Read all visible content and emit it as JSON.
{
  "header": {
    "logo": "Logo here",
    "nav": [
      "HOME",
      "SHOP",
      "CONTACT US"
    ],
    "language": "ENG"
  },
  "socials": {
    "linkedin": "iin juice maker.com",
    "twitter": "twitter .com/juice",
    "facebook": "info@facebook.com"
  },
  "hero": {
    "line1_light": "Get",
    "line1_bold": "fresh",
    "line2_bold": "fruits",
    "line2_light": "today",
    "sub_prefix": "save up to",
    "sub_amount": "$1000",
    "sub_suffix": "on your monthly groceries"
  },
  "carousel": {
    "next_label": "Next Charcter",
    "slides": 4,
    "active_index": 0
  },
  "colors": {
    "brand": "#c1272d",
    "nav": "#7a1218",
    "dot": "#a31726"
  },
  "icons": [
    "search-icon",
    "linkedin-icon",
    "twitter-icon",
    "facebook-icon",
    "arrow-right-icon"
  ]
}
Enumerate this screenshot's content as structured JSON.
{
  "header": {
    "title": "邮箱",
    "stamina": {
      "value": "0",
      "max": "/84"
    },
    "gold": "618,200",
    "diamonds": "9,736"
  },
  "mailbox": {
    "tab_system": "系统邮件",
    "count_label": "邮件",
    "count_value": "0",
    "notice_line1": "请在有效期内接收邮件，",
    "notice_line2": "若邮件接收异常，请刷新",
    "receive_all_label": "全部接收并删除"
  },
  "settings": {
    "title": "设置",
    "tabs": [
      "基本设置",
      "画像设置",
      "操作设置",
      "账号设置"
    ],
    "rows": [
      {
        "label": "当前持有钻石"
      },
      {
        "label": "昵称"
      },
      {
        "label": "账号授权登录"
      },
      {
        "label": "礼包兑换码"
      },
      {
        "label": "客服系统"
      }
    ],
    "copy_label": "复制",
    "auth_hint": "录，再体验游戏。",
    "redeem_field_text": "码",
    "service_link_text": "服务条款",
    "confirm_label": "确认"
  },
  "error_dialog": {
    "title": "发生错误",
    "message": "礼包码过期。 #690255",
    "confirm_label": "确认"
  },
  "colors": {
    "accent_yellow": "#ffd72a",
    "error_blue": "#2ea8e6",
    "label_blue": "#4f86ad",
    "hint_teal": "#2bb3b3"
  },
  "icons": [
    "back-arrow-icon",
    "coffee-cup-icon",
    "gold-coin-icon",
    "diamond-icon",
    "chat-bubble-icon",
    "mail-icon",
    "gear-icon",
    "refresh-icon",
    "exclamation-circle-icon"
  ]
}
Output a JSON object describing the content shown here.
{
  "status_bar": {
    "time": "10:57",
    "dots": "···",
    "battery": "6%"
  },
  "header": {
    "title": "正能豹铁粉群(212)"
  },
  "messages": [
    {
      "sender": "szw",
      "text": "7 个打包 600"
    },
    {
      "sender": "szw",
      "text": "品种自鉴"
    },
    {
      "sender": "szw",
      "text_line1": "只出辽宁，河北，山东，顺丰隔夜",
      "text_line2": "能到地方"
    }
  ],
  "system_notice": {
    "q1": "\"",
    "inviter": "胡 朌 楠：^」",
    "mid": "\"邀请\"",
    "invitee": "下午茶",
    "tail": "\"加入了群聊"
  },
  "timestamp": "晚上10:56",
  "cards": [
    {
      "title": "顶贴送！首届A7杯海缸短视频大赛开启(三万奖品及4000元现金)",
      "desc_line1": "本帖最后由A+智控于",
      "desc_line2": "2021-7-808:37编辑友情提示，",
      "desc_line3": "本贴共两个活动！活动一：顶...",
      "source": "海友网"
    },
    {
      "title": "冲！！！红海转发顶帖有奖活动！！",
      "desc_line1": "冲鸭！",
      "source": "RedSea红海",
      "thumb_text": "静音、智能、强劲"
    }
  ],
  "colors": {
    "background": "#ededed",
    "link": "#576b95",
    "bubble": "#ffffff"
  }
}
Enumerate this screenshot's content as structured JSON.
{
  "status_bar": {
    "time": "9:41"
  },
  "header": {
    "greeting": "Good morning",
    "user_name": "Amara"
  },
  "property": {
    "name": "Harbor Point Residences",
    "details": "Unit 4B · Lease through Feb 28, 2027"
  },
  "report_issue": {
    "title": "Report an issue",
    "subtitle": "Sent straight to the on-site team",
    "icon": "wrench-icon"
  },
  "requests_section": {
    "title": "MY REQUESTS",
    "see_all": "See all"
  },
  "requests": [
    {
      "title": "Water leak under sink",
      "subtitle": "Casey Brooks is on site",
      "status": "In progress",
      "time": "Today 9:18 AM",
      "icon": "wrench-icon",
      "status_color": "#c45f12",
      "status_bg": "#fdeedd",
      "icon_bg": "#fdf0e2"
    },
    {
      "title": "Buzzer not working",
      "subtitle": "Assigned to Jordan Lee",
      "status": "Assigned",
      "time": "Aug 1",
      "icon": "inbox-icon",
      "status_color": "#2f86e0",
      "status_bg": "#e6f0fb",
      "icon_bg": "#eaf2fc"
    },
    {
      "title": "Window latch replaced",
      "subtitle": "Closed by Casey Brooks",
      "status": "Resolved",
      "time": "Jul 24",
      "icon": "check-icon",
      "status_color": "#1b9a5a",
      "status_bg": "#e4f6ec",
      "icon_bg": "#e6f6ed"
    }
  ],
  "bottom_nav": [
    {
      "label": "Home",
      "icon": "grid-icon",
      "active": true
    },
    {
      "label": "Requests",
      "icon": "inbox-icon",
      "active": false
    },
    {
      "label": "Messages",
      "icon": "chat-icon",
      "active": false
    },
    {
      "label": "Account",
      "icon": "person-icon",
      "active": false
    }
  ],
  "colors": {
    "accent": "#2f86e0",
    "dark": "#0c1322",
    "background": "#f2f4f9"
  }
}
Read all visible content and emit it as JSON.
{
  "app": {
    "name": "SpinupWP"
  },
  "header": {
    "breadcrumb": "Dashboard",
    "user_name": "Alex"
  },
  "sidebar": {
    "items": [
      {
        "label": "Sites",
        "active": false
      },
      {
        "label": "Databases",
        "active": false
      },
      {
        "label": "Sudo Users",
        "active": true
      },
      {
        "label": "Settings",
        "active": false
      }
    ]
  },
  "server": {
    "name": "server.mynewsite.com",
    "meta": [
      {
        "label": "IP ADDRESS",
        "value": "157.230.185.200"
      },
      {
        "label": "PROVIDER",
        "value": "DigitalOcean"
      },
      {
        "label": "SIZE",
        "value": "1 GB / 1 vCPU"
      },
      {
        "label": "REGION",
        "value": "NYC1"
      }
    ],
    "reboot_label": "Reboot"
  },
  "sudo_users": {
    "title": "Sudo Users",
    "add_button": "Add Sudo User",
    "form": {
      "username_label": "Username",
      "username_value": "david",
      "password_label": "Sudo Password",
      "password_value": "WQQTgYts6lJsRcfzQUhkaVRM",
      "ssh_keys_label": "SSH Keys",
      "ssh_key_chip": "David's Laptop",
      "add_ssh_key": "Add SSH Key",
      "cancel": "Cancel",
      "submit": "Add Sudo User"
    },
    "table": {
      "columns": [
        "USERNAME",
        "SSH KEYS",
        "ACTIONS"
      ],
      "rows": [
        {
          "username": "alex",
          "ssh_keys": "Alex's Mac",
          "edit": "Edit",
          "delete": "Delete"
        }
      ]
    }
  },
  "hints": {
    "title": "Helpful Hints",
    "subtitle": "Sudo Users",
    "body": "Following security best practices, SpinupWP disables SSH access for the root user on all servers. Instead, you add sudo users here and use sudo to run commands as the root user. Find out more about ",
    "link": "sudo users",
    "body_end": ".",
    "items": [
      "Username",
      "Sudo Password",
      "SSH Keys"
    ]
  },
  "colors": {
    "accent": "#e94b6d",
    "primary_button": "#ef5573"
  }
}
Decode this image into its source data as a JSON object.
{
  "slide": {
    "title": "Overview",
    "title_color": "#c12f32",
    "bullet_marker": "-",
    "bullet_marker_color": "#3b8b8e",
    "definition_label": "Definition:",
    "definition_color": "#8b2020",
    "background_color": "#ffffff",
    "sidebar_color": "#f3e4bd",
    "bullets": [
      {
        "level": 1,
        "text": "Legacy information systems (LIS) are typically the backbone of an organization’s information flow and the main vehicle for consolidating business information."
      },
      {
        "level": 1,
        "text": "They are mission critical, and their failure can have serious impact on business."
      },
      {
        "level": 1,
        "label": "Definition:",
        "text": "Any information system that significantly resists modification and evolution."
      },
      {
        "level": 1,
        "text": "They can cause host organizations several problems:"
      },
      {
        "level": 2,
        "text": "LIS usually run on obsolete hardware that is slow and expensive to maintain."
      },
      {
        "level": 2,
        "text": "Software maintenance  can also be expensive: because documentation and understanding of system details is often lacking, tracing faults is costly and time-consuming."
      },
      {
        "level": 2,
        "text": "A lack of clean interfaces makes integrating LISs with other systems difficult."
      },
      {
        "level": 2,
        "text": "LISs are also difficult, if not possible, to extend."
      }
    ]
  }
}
———
* What is needed
Lines holding the word "source" in the entries above are the ones to pull out. Copy them all.

* Task output
      "source": "海友网"
      "source": "RedSea红海",
Decode this image into its source data as a JSON object.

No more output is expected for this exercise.